* **Goal**: Every entry should be repeated exactly. Omit the pictures.

* Start Records supplied *

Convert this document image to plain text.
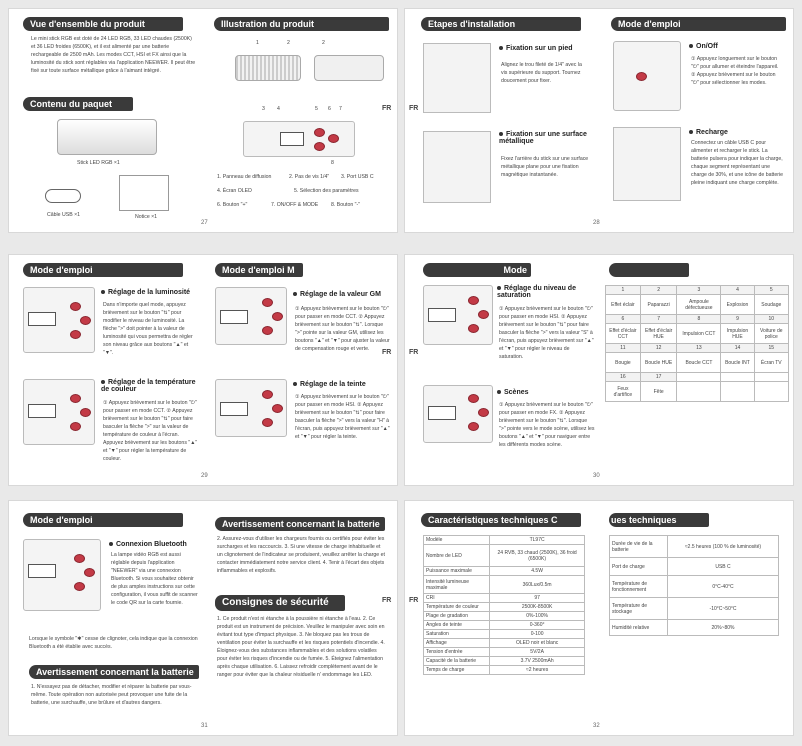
Vue d'ensemble du produit
Le mini stick RGB est doté de 24 LED RGB, 33 LED chaudes (2500K) et 36 LED froides (6500K), et il est alimenté par une batterie rechargeable de 2500 mAh. Les modes CCT, HSI et FX ainsi que la luminosité du stick sont réglables via l'application NEEWER. Il peut être fixé sur toute surface métallique grâce à l'aimant intégré.
Contenu du paquet
Stick LED RGB ×1
Câble USB ×1	Notice ×1
Illustration du produit
1	2	2
3 4	5 6 7
8
1. Panneau de diffusion	2. Pas de vis 1/4" 3. Port USB C
4. Écran OLED	5. Sélection des paramètres
6. Bouton "+"	7. ON/OFF & MODE 8. Bouton "-"
27
FR	FR
Etapes d'installation	Mode d'emploi
Fixation sur un pied
Alignez le trou fileté de 1/4" avec la vis supérieure du support. Tournez doucement pour fixer.
Fixation sur une surface métallique
Fixez l'arrière du stick sur une surface métallique plane pour une fixation magnétique instantanée.
On/Off
① Appuyez longuement sur le bouton "⏻" pour allumer et éteindre l'appareil. ② Appuyez brièvement sur le bouton "⏻" pour sélectionner les modes.
Recharge
Connectez un câble USB C pour alimenter et recharger le stick. La batterie pulsera pour indiquer la charge, chaque segment représentant une charge de 30%, et une icône de batterie pleine indiquant une charge complète.
28
Mode d'emploi	Mode d'emploi M
Réglage de la luminosité
Dans n'importe quel mode, appuyez brièvement sur le bouton "⇅" pour modifier le niveau de luminosité. La flèche ">" doit pointer à la valeur de luminosité qui vous permettra de régler son niveau grâce aux boutons "▲" et "▼".
Réglage de la température de couleur
① Appuyez brièvement sur le bouton "⏻" pour passer en mode CCT. ② Appuyez brièvement sur le bouton "⇅" pour faire basculer la flèche ">" sur la valeur de température de couleur à l'écran. Appuyez brièvement sur les boutons "▲" et "▼" pour régler la température de couleur.
Réglage de la valeur GM
① Appuyez brièvement sur le bouton "⏻" pour passer en mode CCT. ② Appuyez brièvement sur le bouton "⇅". Lorsque ">" pointe sur la valeur GM, utilisez les boutons "▲" et "▼" pour ajuster la valeur de compensation rouge et verte.
Réglage de la teinte
① Appuyez brièvement sur le bouton "⏻" pour passer en mode HSI. ② Appuyez brièvement sur le bouton "⇅" pour faire basculer la flèche ">" vers la valeur "H" à l'écran, puis appuyez brièvement sur "▲" et "▼" pour régler la teinte.
29
FR	FR
Mode
Réglage du niveau de saturation
① Appuyez brièvement sur le bouton "⏻" pour passer en mode HSI. ② Appuyez brièvement sur le bouton "⇅" pour faire basculer la flèche ">" vers la valeur "S" à l'écran, puis appuyez brièvement sur "▲" et "▼" pour régler le niveau de saturation.
Scènes
① Appuyez brièvement sur le bouton "⏻" pour passer en mode FX. ② Appuyez brièvement sur le bouton "⇅". Lorsque ">" pointe vers le mode scène, utilisez les boutons "▲" et "▼" pour naviguer entre les différents modes scène.
1	2	3	4	5
Effet éclair	Paparazzi	Ampoule défectueuse	Explosion	Soudage
6	7	8	9	10
Effet d'éclair CCT	Effet d'éclair HUE	Impulsion CCT	Impulsion HUE	Voiture de police
11	12	13	14	15
Bougie	Boucle HUE	Boucle CCT	Boucle INT	Écran TV
16	17			
Feux d'artifice	Fête			
30
Mode d'emploi
Connexion Bluetooth
La lampe vidéo RGB est aussi réglable depuis l'application "NEEWER" via une connexion Bluetooth. Si vous souhaitez obtenir de plus amples instructions sur cette configuration, il vous suffit de scanner le code QR sur la carte fournie.
Lorsque le symbole "✱" cesse de clignoter, cela indique que la connexion Bluetooth a été établie avec succès.
Avertissement concernant la batterie
1. N'essayez pas de détacher, modifier et réparer la batterie par vous-même. Toute opération non autorisée peut provoquer une fuite de la batterie, une surchauffe, une brûlure et d'autres dangers.
Avertissement concernant la batterie
2. Assurez-vous d'utiliser les chargeurs fournis ou certifiés pour éviter les surcharges et les raccourcis. 3. Si une vitesse de charge inhabituelle et un clignotement de l'indicateur se produisent, veuillez arrêter la charge et contacter immédiatement notre service client. 4. Tenir à l'écart des objets inflammables et explosifs.
Consignes de sécurité
1. Ce produit n'est ni étanche à la poussière ni étanche à l'eau. 2. Ce produit est un instrument de précision. Veuillez le manipuler avec soin en évitant tout type d'impact physique. 3. Ne bloquez pas les trous de ventilation pour éviter la surchauffe et les risques potentiels d'incendie. 4. Éloignez-vous des substances inflammables et des solutions volatiles pour éviter les risques d'incendie ou de fumée. 5. Éteignez l'alimentation après chaque utilisation. 6. Laissez refroidir complètement avant de le ranger pour éviter que la chaleur résiduelle n' endommage les LED.
31
FR	FR
Caractéristiques techniques C	ues techniques
Modèle	TL97C
Nombre de LED	24 RVB, 33 chaud (2500K), 36 froid (6500K)
Puissance maximale	4.5W
Intensité lumineuse maximale	360Lux/0.5m
CRI	97
Température de couleur	2500K-8500K
Plage de gradation	0%-100%
Angles de teinte	0-360°
Saturation	0-100
Affichage	OLED noir et blanc
Tension d'entrée	5V/2A
Capacité de la batterie	3.7V 2500mAh
Temps de charge	≈2 heures
Durée de vie de la batterie	≈2.5 heures (100 % de luminosité)
Port de charge	USB C
Température de fonctionnement	0°C-40°C
Température de stockage	-10°C~50°C
Humidité relative	20%~80%
32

* End Records supplied *

* **Result below**:
Convert this document image to plain text.
Vue d'ensemble du produit
Le mini stick RGB est doté de 24 LED RGB, 33 LED chaudes (2500K) et 36 LED froides (6500K), et il est alimenté par une batterie rechargeable de 2500 mAh. Les modes CCT, HSI et FX ainsi que la luminosité du stick sont réglables via l'application NEEWER. Il peut être fixé sur toute surface métallique grâce à l'aimant intégré.
Contenu du paquet
Stick LED RGB ×1
Câble USB ×1	Notice ×1
Illustration du produit
1	2	2
3 4	5 6 7
8
1. Panneau de diffusion	2. Pas de vis 1/4" 3. Port USB C
4. Écran OLED	5. Sélection des paramètres
6. Bouton "+"	7. ON/OFF & MODE 8. Bouton "-"
27
FR	FR
Etapes d'installation	Mode d'emploi
Fixation sur un pied
Alignez le trou fileté de 1/4" avec la vis supérieure du support. Tournez doucement pour fixer.
Fixation sur une surface métallique
Fixez l'arrière du stick sur une surface métallique plane pour une fixation magnétique instantanée.
On/Off
① Appuyez longuement sur le bouton "⏻" pour allumer et éteindre l'appareil. ② Appuyez brièvement sur le bouton "⏻" pour sélectionner les modes.
Recharge
Connectez un câble USB C pour alimenter et recharger le stick. La batterie pulsera pour indiquer la charge, chaque segment représentant une charge de 30%, et une icône de batterie pleine indiquant une charge complète.
28
Mode d'emploi	Mode d'emploi M
Réglage de la luminosité
Dans n'importe quel mode, appuyez brièvement sur le bouton "⇅" pour modifier le niveau de luminosité. La flèche ">" doit pointer à la valeur de luminosité qui vous permettra de régler son niveau grâce aux boutons "▲" et "▼".
Réglage de la température de couleur
① Appuyez brièvement sur le bouton "⏻" pour passer en mode CCT. ② Appuyez brièvement sur le bouton "⇅" pour faire basculer la flèche ">" sur la valeur de température de couleur à l'écran. Appuyez brièvement sur les boutons "▲" et "▼" pour régler la température de couleur.
Réglage de la valeur GM
① Appuyez brièvement sur le bouton "⏻" pour passer en mode CCT. ② Appuyez brièvement sur le bouton "⇅". Lorsque ">" pointe sur la valeur GM, utilisez les boutons "▲" et "▼" pour ajuster la valeur de compensation rouge et verte.
Réglage de la teinte
① Appuyez brièvement sur le bouton "⏻" pour passer en mode HSI. ② Appuyez brièvement sur le bouton "⇅" pour faire basculer la flèche ">" vers la valeur "H" à l'écran, puis appuyez brièvement sur "▲" et "▼" pour régler la teinte.
29
FR	FR
Mode
Réglage du niveau de saturation
① Appuyez brièvement sur le bouton "⏻" pour passer en mode HSI. ② Appuyez brièvement sur le bouton "⇅" pour faire basculer la flèche ">" vers la valeur "S" à l'écran, puis appuyez brièvement sur "▲" et "▼" pour régler le niveau de saturation.
Scènes
① Appuyez brièvement sur le bouton "⏻" pour passer en mode FX. ② Appuyez brièvement sur le bouton "⇅". Lorsque ">" pointe vers le mode scène, utilisez les boutons "▲" et "▼" pour naviguer entre les différents modes scène.
1	2	3	4	5
Effet éclair	Paparazzi	Ampoule défectueuse	Explosion	Soudage
6	7	8	9	10
Effet d'éclair CCT	Effet d'éclair HUE	Impulsion CCT	Impulsion HUE	Voiture de police
11	12	13	14	15
Bougie	Boucle HUE	Boucle CCT	Boucle INT	Écran TV
16	17			
Feux d'artifice	Fête			
30
Mode d'emploi
Connexion Bluetooth
La lampe vidéo RGB est aussi réglable depuis l'application "NEEWER" via une connexion Bluetooth. Si vous souhaitez obtenir de plus amples instructions sur cette configuration, il vous suffit de scanner le code QR sur la carte fournie.
Lorsque le symbole "✱" cesse de clignoter, cela indique que la connexion Bluetooth a été établie avec succès.
Avertissement concernant la batterie
1. N'essayez pas de détacher, modifier et réparer la batterie par vous-même. Toute opération non autorisée peut provoquer une fuite de la batterie, une surchauffe, une brûlure et d'autres dangers.
Avertissement concernant la batterie
2. Assurez-vous d'utiliser les chargeurs fournis ou certifiés pour éviter les surcharges et les raccourcis. 3. Si une vitesse de charge inhabituelle et un clignotement de l'indicateur se produisent, veuillez arrêter la charge et contacter immédiatement notre service client. 4. Tenir à l'écart des objets inflammables et explosifs.
Consignes de sécurité
1. Ce produit n'est ni étanche à la poussière ni étanche à l'eau. 2. Ce produit est un instrument de précision. Veuillez le manipuler avec soin en évitant tout type d'impact physique. 3. Ne bloquez pas les trous de ventilation pour éviter la surchauffe et les risques potentiels d'incendie. 4. Éloignez-vous des substances inflammables et des solutions volatiles pour éviter les risques d'incendie ou de fumée. 5. Éteignez l'alimentation après chaque utilisation. 6. Laissez refroidir complètement avant de le ranger pour éviter que la chaleur résiduelle n' endommage les LED.
31
FR	FR
Caractéristiques techniques C	ues techniques
Modèle	TL97C
Nombre de LED	24 RVB, 33 chaud (2500K), 36 froid (6500K)
Puissance maximale	4.5W
Intensité lumineuse maximale	360Lux/0.5m
CRI	97
Température de couleur	2500K-8500K
Plage de gradation	0%-100%
Angles de teinte	0-360°
Saturation	0-100
Affichage	OLED noir et blanc
Tension d'entrée	5V/2A
Capacité de la batterie	3.7V 2500mAh
Temps de charge	≈2 heures
Durée de vie de la batterie	≈2.5 heures (100 % de luminosité)
Port de charge	USB C
Température de fonctionnement	0°C-40°C
Température de stockage	-10°C~50°C
Humidité relative	20%~80%
32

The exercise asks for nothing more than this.